-- start GIVEN TEXT --
# Looking for Hunting Club near Hall County



## Calvin Anderson (Nov 30, 2010)

Looking for a hunting club in Hall, Jackson, Barrow, Lumpkin, Clarke, Madison, or Oconee county.  I would greatly prefer a club that is alcohol free.  I live in Talmo near Jefferson so any of these counties are easily accessible for me.  Most of my hunting will be done during the week.  If you have any information concerning clubs in any of these counties please let me know.  I would greatly appreciate it.

Calvin Anderson


----------



## 10gaugemeow (Nov 30, 2010)

yeah ive been looking for one around here in seminole . you'd think with all the hunters in georgia each county or so would have its own club or atleast a range or gun club


----------



## SOTL (Nov 30, 2010)

Keep looking.  Tough to find a club around Hall


----------



## Dead Eye Eddy (Nov 30, 2010)

Most club presidents don't want members who live close to the land and/or can hunt during the week.  Members who have to drive farther usually hunt less and hunting a lot during the week can quickly overpressure the property if it's hunted heavily on weekends by the rest of the members.

That said, I wish you the best.  I had a club in Clarke County that was only 55 minutes away.  I sure miss having a club that close with a good population of deer.


----------



## Calvin Anderson (Nov 30, 2010)

I cant hunt on the weekends because I am in the ministry.


----------
-- end GIVEN TEXT --
WHAT YOU NEED TO DO: Reproduce the hunting club thread above in full, word for word.
-- start EXTRACTED MATERIAL --
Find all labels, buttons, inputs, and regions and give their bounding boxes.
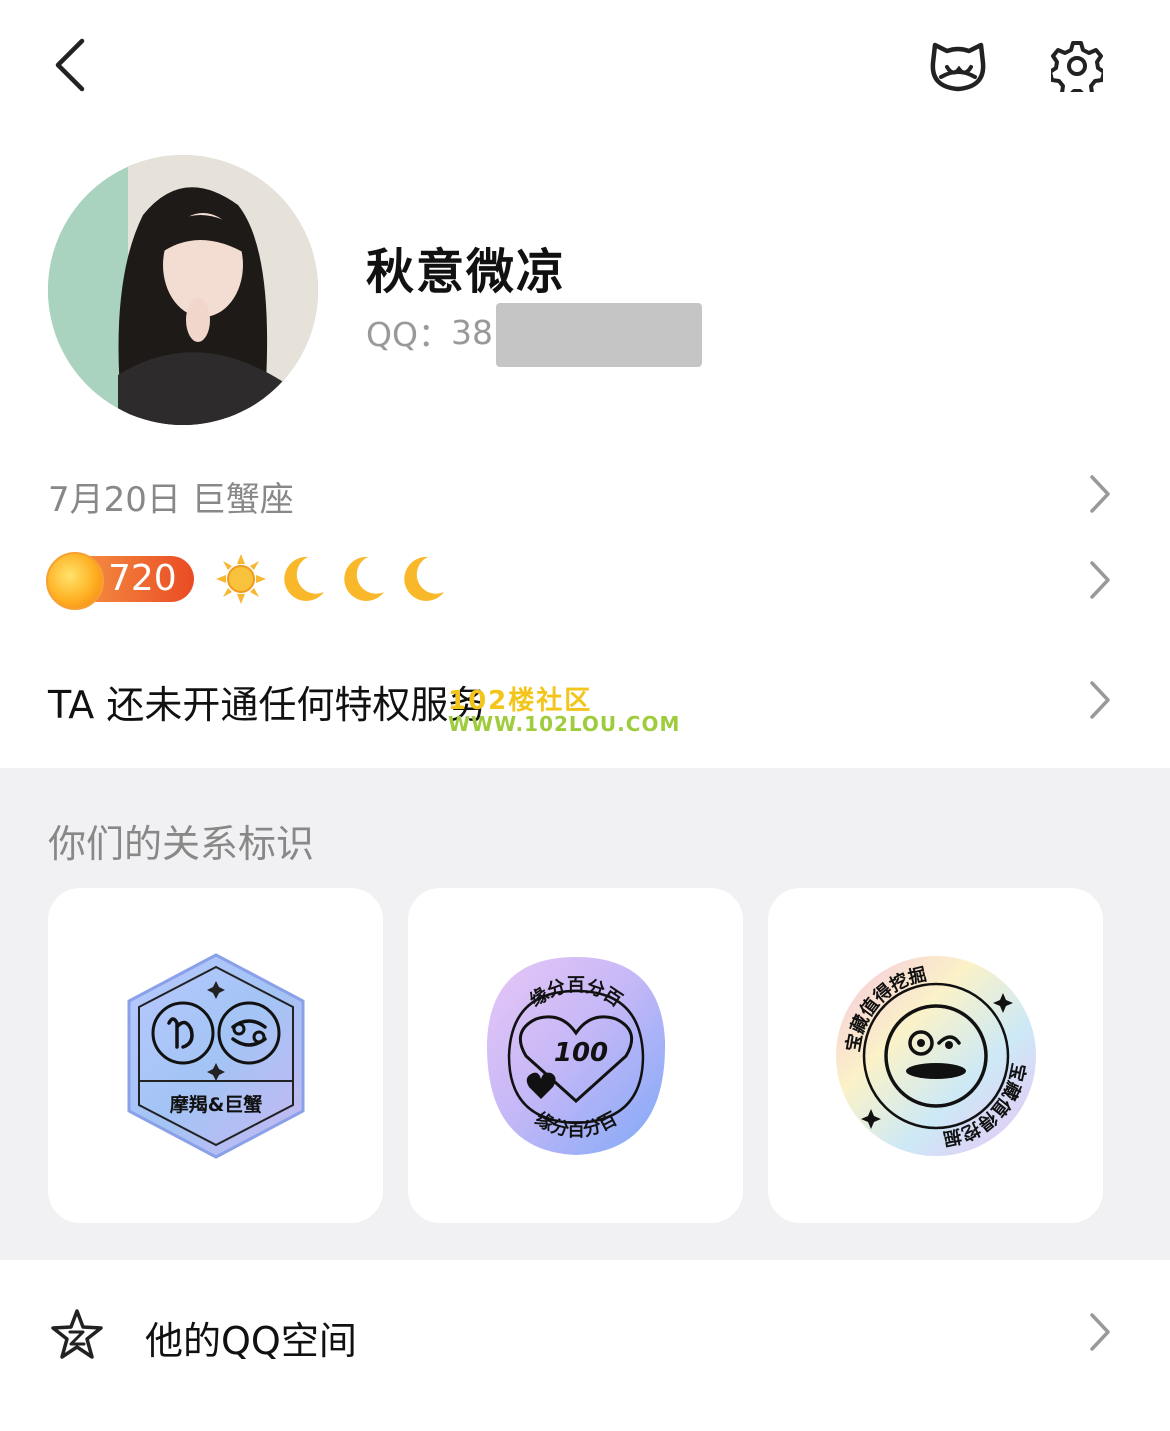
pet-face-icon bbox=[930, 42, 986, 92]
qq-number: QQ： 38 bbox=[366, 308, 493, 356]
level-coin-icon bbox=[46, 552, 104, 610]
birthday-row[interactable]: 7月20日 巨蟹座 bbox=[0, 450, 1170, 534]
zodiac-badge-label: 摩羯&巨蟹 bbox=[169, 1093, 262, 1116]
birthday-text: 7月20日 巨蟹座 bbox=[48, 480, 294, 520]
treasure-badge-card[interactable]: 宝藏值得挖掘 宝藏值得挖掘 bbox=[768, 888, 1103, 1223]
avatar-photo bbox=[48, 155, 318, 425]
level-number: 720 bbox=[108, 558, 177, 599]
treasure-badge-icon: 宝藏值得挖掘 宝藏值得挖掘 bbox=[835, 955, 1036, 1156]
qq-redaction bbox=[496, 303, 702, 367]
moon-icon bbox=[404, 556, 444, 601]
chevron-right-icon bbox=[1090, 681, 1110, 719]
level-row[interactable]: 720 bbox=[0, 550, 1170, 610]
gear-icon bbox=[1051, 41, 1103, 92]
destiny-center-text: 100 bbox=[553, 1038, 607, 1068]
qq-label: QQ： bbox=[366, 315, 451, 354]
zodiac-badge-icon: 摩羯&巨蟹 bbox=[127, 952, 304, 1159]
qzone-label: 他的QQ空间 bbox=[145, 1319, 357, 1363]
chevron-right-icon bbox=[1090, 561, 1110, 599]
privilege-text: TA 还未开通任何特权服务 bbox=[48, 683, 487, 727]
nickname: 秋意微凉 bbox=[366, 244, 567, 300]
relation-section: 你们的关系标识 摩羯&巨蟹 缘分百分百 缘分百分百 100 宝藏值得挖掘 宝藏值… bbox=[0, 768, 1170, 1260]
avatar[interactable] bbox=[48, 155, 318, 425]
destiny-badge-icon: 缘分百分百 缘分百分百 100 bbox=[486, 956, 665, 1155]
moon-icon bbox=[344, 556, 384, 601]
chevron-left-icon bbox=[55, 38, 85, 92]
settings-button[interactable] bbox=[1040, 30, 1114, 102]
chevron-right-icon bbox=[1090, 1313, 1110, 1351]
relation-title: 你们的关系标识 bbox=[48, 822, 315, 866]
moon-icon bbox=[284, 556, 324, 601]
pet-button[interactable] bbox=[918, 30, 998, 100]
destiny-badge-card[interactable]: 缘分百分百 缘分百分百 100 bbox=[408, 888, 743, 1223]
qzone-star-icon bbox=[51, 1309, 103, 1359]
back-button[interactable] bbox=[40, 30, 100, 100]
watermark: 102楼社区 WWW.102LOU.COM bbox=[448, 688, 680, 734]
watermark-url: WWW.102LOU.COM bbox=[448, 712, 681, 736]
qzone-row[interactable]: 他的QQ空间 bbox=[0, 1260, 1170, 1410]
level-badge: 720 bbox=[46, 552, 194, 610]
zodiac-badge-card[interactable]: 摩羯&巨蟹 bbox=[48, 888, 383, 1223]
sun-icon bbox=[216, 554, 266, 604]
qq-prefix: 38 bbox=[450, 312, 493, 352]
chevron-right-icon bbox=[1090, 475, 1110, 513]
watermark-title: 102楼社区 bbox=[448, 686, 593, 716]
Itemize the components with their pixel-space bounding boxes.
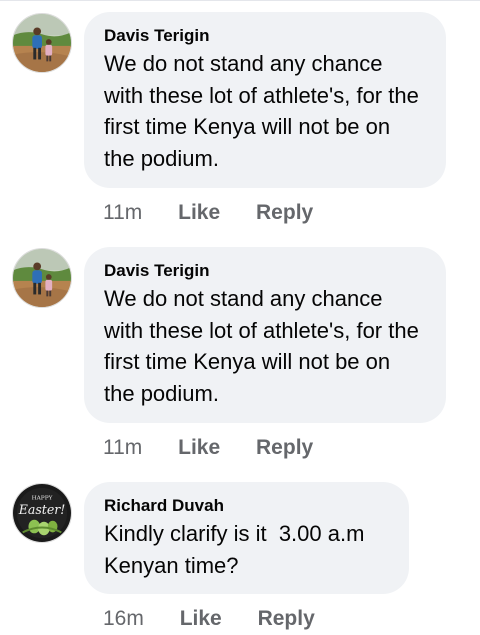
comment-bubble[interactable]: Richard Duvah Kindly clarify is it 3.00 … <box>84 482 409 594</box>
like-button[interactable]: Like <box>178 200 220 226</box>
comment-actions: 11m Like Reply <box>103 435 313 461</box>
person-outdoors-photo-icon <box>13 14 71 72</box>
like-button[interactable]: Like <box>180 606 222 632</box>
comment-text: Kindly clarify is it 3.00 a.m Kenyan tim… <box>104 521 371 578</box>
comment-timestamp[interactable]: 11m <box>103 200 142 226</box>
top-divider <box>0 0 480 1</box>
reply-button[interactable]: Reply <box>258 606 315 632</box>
-- end EXTRACTED MATERIAL --
RESPONSE TO THIS EXERCISE:
# Looking for Hunting Club near Hall County



## Calvin Anderson (Nov 30, 2010)

Looking for a hunting club in Hall, Jackson, Barrow, Lumpkin, Clarke, Madison, or Oconee county.  I would greatly prefer a club that is alcohol free.  I live in Talmo near Jefferson so any of these counties are easily accessible for me.  Most of my hunting will be done during the week.  If you have any information concerning clubs in any of these counties please let me know.  I would greatly appreciate it.

Calvin Anderson


----------



## 10gaugemeow (Nov 30, 2010)

yeah ive been looking for one around here in seminole . you'd think with all the hunters in georgia each county or so would have its own club or atleast a range or gun club


----------



## SOTL (Nov 30, 2010)

Keep looking.  Tough to find a club around Hall


----------



## Dead Eye Eddy (Nov 30, 2010)

Most club presidents don't want members who live close to the land and/or can hunt during the week.  Members who have to drive farther usually hunt less and hunting a lot during the week can quickly overpressure the property if it's hunted heavily on weekends by the rest of the members.

That said, I wish you the best.  I had a club in Clarke County that was only 55 minutes away.  I sure miss having a club that close with a good population of deer.


----------



## Calvin Anderson (Nov 30, 2010)

I cant hunt on the weekends because I am in the ministry.


----------